INFORMATION SUPPLIED:

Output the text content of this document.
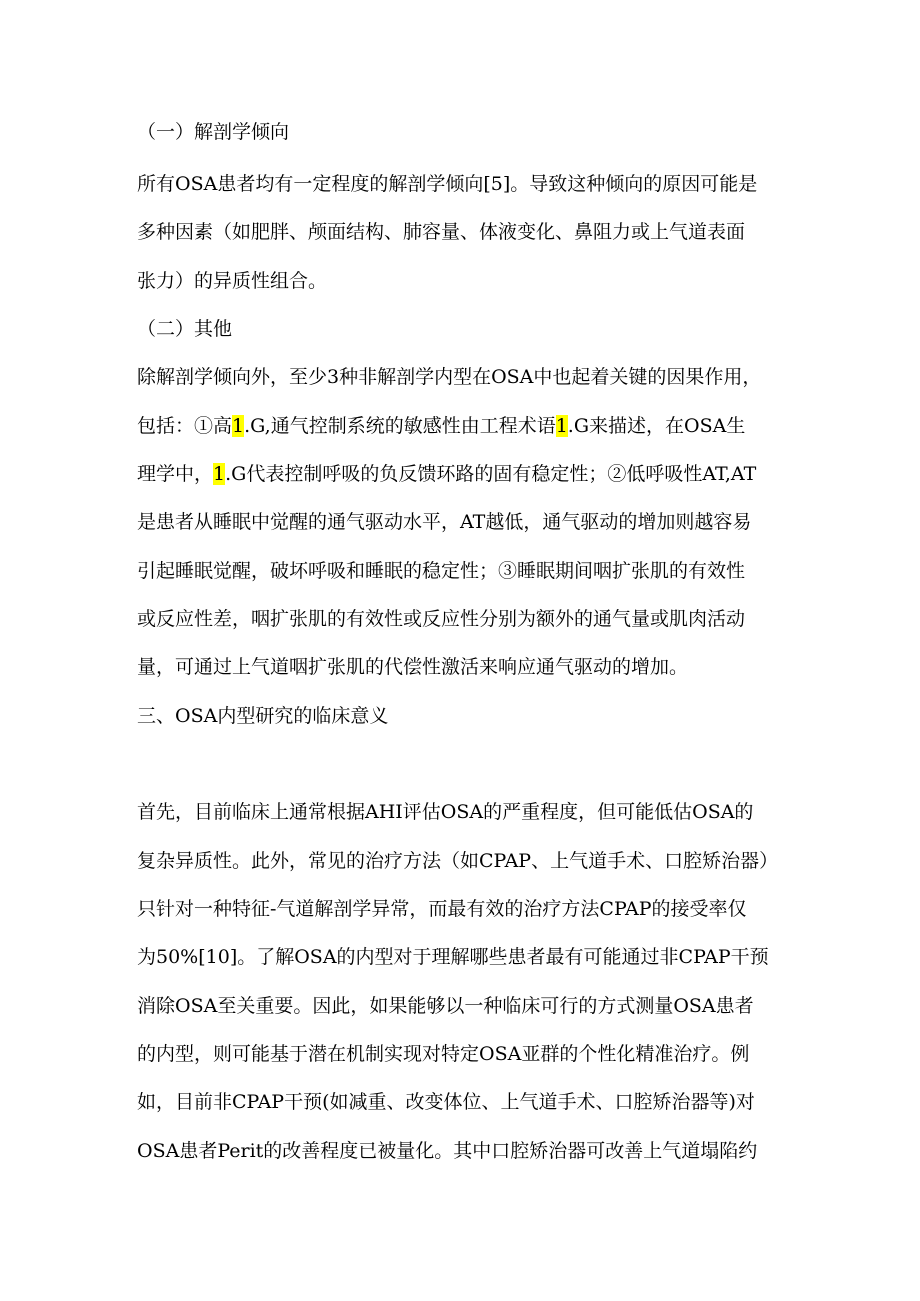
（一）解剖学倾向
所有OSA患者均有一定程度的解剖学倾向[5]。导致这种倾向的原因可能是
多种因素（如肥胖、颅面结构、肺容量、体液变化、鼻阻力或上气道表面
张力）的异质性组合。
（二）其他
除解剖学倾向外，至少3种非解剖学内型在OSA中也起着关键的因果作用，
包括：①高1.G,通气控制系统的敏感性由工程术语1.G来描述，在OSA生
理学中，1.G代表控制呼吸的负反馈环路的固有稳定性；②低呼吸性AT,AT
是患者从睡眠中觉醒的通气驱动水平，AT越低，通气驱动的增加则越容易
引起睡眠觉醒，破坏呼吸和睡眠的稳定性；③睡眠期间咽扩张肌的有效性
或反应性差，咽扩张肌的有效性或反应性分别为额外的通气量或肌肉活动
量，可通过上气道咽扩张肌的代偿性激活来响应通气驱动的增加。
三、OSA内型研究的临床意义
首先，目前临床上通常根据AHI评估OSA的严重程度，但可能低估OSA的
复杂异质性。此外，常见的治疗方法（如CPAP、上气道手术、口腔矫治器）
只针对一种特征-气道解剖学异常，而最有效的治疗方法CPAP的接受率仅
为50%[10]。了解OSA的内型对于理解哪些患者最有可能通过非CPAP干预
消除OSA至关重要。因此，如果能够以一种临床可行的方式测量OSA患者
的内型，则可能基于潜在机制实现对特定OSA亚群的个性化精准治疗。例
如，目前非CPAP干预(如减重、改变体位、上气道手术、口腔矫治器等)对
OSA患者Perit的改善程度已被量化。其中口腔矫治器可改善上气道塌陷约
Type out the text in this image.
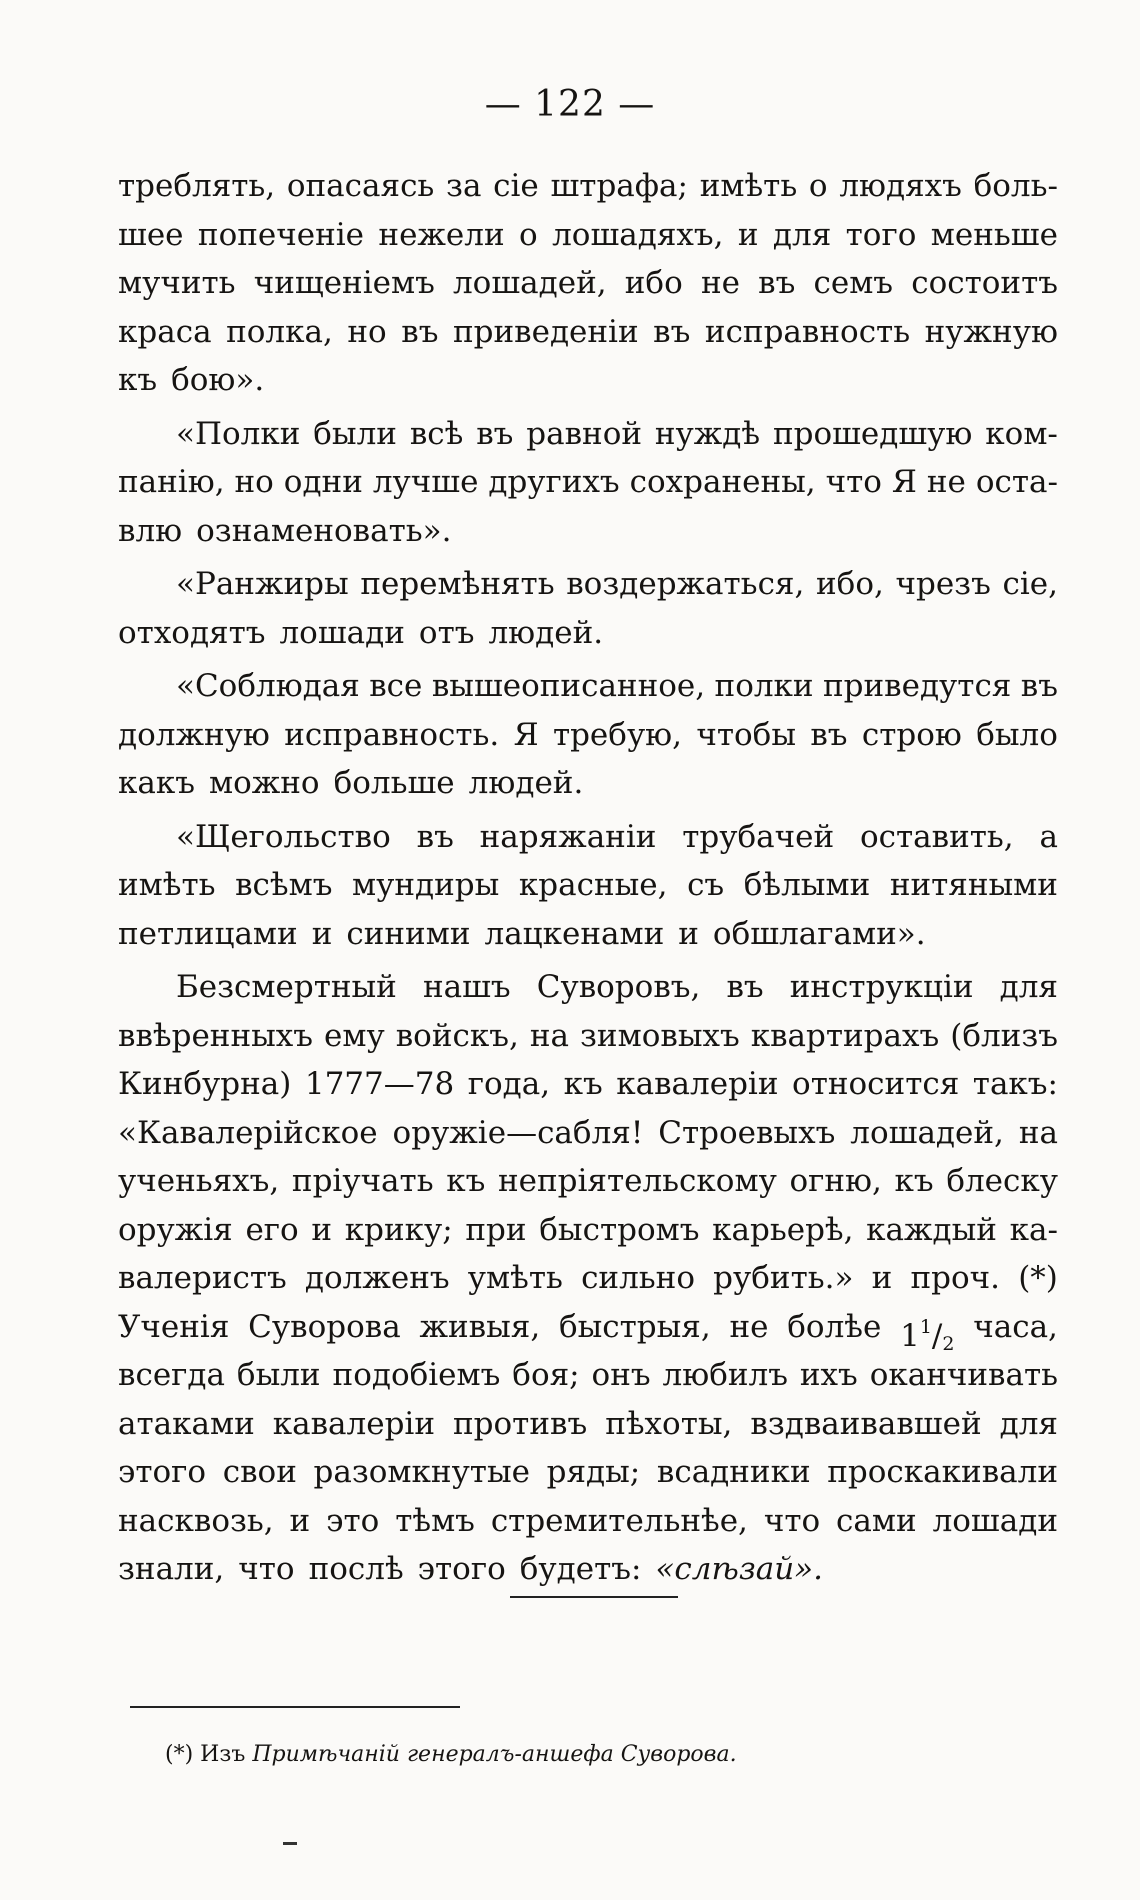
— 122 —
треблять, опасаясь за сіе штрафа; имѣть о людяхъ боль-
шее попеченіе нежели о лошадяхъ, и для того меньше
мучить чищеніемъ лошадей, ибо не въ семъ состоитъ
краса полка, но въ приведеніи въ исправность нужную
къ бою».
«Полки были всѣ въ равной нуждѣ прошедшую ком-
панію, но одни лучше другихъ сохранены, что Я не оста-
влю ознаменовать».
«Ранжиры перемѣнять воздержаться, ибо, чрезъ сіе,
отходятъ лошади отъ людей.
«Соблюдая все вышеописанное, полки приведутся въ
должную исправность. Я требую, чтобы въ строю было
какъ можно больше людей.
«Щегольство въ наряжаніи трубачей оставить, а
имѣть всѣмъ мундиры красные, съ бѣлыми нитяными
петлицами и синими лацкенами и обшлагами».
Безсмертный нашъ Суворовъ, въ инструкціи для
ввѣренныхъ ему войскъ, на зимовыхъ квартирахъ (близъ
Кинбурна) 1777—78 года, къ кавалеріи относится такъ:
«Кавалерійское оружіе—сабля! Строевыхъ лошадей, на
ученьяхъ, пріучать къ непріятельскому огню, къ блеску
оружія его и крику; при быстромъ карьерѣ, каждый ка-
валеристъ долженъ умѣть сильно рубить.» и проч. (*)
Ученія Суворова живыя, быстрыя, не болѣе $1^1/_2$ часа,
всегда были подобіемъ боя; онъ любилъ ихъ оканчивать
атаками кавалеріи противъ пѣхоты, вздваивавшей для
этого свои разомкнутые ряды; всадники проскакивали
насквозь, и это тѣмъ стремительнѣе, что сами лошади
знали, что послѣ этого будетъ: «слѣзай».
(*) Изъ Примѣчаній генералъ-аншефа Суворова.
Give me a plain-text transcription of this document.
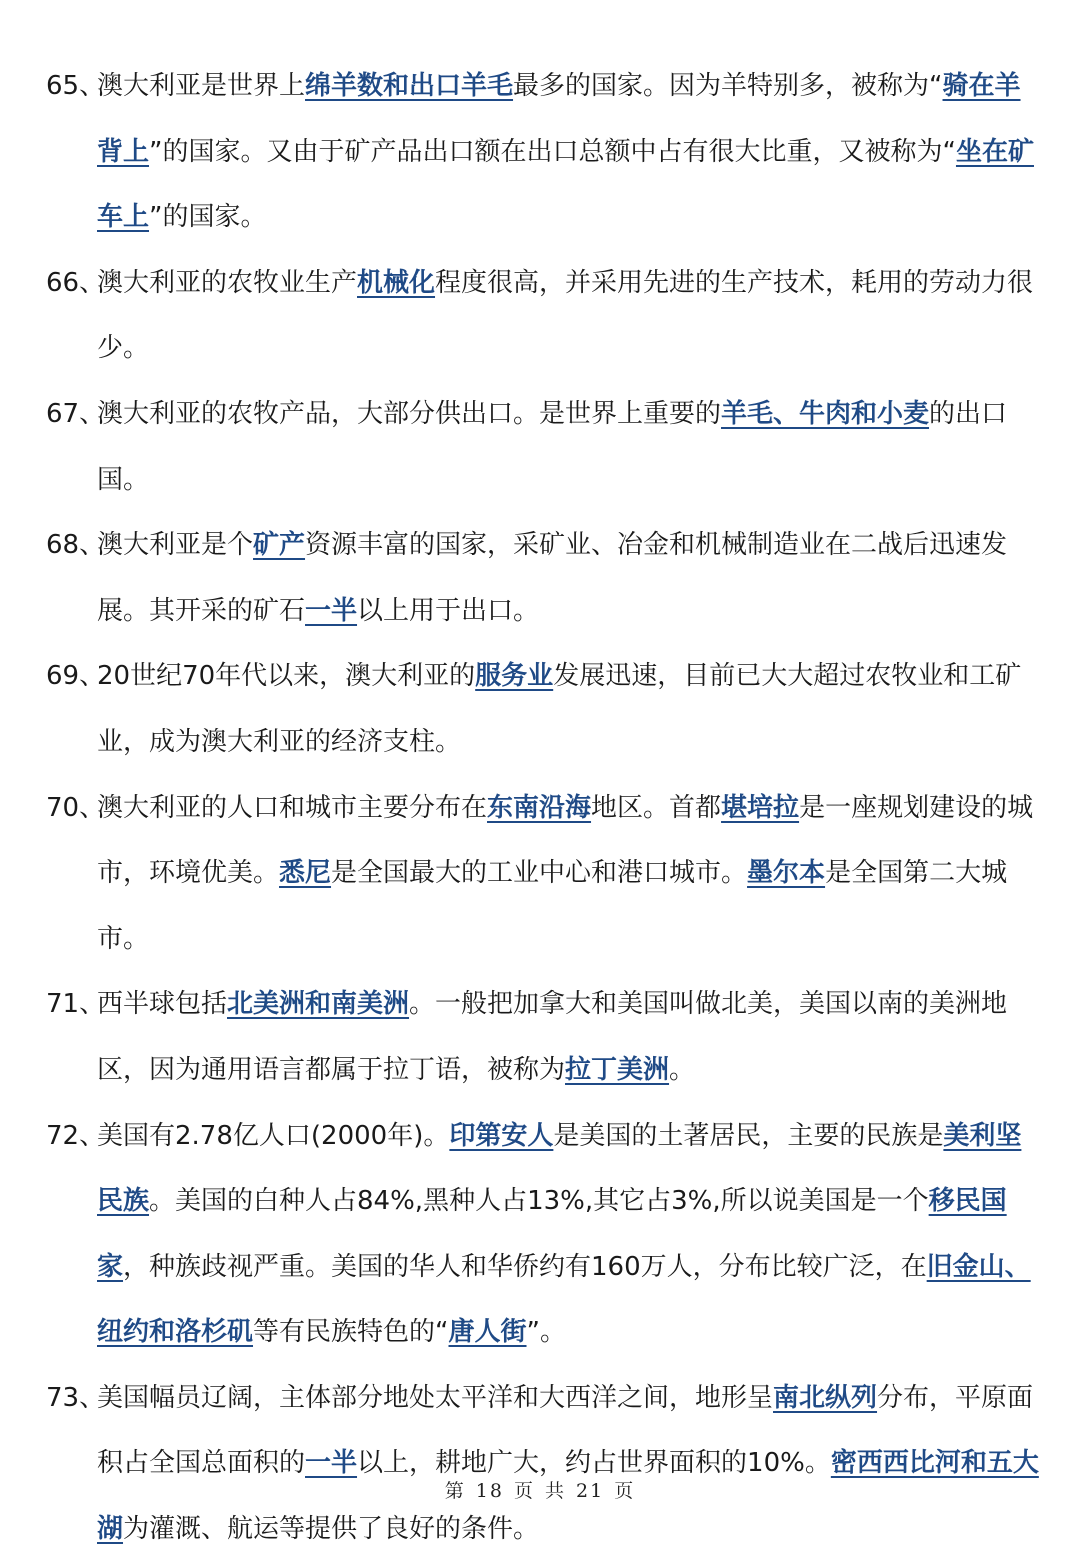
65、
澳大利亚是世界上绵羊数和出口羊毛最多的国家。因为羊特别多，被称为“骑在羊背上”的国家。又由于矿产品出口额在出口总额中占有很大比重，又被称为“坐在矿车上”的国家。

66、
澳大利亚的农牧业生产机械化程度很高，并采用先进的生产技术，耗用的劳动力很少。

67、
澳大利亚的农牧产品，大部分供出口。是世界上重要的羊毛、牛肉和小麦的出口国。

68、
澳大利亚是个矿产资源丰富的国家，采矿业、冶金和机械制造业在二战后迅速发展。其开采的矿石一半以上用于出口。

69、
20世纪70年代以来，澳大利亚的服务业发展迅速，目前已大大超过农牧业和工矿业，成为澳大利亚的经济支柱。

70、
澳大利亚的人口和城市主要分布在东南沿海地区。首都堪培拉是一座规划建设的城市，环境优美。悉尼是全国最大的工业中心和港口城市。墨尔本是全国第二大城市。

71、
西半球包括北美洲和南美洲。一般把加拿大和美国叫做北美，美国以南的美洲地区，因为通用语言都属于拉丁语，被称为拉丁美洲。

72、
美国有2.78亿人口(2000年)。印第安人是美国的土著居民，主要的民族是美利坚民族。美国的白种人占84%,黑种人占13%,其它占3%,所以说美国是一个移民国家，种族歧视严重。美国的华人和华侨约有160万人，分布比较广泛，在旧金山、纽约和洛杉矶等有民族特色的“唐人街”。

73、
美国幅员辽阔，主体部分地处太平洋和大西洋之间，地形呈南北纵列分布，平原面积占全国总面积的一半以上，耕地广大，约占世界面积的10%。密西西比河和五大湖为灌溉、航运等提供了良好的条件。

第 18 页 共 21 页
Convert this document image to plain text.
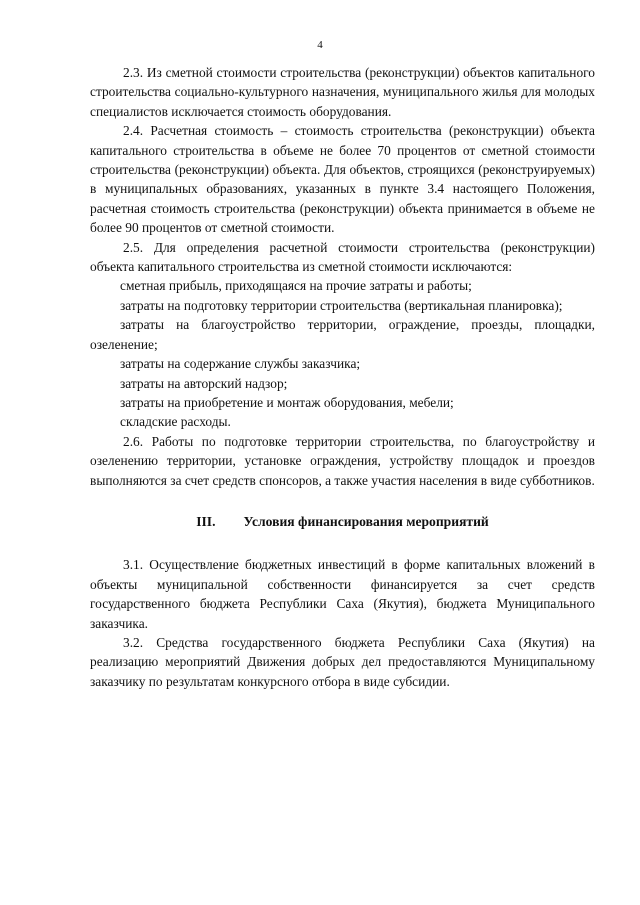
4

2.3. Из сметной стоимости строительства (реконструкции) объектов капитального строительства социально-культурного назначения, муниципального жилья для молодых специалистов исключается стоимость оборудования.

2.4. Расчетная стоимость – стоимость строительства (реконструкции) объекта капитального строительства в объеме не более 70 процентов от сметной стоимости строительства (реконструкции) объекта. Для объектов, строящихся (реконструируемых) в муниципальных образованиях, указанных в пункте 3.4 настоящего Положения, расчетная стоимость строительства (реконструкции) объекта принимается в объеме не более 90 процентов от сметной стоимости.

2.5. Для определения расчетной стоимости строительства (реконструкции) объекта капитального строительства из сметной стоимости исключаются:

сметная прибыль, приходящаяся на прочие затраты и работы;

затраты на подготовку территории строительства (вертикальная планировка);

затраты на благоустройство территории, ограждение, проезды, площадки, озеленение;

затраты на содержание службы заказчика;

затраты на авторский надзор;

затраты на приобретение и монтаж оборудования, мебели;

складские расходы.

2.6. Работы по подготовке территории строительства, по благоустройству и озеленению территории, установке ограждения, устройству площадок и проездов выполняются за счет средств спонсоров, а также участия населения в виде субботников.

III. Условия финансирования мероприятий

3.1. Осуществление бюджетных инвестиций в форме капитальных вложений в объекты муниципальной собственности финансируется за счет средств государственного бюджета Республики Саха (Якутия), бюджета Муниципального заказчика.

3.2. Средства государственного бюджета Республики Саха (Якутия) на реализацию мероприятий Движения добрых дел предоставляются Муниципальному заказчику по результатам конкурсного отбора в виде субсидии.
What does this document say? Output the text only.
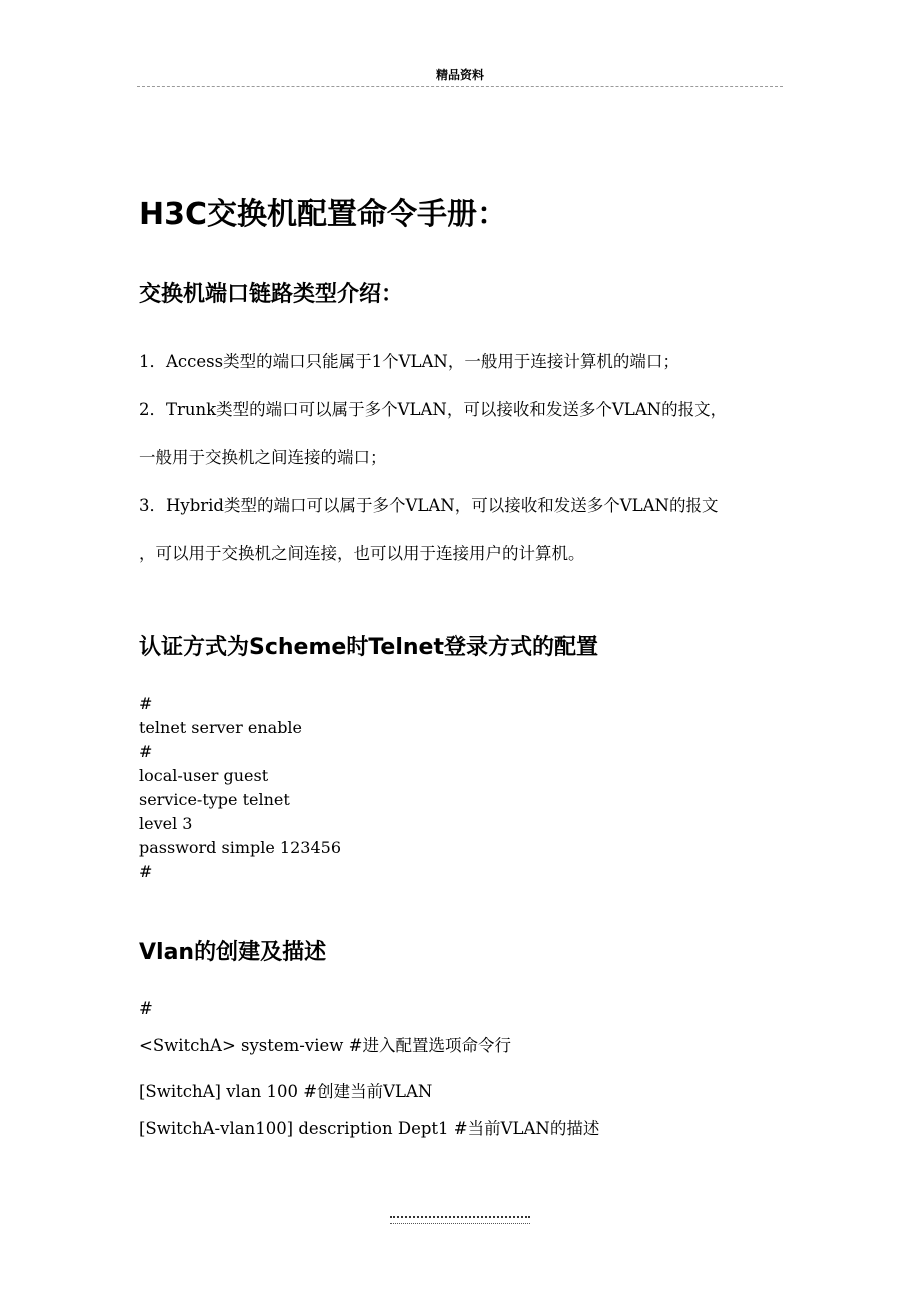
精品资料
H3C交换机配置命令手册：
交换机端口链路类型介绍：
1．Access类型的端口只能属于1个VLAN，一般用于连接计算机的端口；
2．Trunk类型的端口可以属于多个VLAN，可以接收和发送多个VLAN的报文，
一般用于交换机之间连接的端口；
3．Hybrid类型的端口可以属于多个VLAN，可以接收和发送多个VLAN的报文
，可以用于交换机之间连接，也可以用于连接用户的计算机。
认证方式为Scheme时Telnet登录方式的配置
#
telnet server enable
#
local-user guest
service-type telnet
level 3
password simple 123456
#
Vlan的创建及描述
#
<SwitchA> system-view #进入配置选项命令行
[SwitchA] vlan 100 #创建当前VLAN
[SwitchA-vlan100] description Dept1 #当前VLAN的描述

DO THIS: Pull out each line of the listing that holds the string "были".

FINAL ANSWER:
«Полки были всѣ въ равной нуждѣ прошедшую ком-
всегда были подобіемъ боя; онъ любилъ ихъ оканчивать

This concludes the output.